** start **
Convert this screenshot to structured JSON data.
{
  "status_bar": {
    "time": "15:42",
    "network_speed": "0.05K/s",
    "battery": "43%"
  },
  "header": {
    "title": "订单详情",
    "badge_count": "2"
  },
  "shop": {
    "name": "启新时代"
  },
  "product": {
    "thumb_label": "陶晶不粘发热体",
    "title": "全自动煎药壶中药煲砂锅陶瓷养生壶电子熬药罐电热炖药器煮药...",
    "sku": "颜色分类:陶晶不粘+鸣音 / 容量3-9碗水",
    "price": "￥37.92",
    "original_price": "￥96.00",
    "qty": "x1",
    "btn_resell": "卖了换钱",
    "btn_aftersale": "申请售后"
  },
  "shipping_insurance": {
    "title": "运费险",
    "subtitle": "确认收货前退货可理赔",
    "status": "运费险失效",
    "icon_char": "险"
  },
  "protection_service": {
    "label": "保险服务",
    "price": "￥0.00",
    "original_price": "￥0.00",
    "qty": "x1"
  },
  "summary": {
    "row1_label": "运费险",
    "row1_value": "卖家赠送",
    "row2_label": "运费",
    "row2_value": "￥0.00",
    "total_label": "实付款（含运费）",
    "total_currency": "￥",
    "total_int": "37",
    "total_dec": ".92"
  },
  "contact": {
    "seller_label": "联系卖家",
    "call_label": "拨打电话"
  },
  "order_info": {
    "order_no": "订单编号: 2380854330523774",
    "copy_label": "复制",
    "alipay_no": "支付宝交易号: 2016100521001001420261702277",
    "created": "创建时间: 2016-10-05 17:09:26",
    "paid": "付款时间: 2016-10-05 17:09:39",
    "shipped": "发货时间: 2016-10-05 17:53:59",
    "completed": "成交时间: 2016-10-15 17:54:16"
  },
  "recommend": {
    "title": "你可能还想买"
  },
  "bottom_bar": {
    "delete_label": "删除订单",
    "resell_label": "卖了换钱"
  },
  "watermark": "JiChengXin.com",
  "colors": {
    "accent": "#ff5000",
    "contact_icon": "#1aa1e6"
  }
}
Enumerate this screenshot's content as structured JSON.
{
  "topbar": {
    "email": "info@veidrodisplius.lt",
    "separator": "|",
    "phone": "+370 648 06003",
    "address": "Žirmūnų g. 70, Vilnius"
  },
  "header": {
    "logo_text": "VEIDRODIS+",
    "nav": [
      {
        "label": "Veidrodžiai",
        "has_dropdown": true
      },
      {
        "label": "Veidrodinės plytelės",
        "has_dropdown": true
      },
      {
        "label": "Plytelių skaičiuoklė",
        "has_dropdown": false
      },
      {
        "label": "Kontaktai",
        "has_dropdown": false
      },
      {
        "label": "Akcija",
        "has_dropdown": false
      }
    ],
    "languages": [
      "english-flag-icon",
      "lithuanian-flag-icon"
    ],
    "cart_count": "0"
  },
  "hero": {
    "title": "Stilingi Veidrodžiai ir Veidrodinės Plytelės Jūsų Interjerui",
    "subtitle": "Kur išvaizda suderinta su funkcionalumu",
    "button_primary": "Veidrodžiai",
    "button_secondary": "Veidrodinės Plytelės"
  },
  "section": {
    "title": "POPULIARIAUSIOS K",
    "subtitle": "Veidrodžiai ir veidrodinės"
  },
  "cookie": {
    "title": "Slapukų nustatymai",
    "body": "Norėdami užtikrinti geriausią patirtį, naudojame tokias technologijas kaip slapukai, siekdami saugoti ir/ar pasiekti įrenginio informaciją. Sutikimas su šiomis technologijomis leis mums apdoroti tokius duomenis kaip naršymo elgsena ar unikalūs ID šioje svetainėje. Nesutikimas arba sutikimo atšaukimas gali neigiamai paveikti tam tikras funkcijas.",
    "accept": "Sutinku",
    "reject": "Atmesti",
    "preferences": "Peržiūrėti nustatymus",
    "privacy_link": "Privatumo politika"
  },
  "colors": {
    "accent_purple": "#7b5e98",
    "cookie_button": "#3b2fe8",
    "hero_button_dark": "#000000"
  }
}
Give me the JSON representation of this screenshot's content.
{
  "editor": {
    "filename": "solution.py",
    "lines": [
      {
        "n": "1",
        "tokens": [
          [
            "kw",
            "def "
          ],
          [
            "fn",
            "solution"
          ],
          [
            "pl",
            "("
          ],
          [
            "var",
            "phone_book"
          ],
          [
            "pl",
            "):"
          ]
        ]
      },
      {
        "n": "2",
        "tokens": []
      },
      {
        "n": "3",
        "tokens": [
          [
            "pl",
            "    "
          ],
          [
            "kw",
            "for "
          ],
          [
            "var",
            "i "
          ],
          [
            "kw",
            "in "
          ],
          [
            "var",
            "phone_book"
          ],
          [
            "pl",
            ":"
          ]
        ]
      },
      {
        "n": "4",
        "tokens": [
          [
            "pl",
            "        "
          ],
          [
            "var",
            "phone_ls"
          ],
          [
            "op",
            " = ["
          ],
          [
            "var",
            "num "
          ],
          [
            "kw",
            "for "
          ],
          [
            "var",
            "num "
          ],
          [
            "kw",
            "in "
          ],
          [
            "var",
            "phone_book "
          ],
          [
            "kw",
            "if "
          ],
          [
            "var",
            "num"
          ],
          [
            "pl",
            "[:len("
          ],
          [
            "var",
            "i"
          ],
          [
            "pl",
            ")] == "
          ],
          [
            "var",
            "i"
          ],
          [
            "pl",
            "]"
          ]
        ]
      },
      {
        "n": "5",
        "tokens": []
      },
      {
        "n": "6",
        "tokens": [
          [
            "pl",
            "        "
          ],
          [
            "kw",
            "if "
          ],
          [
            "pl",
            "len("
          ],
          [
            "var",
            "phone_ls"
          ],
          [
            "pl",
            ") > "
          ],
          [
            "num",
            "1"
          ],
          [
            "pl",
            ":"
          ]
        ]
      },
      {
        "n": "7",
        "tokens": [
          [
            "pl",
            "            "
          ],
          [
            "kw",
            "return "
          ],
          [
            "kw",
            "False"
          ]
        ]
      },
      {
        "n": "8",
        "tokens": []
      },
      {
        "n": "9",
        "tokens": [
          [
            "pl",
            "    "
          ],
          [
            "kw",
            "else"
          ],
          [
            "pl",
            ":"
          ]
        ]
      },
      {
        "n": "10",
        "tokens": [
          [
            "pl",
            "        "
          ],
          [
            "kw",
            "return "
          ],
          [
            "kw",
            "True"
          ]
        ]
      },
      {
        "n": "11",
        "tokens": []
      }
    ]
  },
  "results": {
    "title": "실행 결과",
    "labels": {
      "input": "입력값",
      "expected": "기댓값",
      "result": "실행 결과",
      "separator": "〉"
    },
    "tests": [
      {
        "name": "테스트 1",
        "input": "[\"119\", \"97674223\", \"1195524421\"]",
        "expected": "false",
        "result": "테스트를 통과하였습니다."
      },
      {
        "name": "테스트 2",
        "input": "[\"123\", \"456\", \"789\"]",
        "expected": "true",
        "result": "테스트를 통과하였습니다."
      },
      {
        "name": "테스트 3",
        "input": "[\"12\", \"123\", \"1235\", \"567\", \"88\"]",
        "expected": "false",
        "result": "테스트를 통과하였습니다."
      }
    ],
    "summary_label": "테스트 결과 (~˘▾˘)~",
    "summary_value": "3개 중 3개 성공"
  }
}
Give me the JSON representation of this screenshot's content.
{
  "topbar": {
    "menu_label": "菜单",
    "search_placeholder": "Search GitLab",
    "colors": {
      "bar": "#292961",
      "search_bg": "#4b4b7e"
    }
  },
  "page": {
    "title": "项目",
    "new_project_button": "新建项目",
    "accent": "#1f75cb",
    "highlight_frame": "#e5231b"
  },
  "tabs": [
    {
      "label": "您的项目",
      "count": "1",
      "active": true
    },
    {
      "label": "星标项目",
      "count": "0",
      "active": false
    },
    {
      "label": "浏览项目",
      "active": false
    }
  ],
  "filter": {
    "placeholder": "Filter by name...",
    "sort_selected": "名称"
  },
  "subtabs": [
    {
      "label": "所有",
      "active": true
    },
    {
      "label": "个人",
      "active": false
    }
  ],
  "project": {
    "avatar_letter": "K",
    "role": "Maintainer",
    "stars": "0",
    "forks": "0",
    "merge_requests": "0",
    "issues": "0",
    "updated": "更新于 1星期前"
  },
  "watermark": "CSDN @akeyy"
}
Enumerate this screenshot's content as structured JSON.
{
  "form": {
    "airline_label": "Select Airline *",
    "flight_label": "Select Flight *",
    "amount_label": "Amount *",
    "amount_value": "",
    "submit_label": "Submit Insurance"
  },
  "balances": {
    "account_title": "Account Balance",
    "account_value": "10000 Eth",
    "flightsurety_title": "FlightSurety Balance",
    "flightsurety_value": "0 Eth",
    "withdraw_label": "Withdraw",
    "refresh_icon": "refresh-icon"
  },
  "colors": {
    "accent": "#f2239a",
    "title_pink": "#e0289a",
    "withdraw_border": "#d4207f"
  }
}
** end **
**DESCRIPTION OF THE TASK**
Copy all lines from the data that hold the word "flag".

**THE REPLY**
      "english-flag-icon",
      "lithuanian-flag-icon"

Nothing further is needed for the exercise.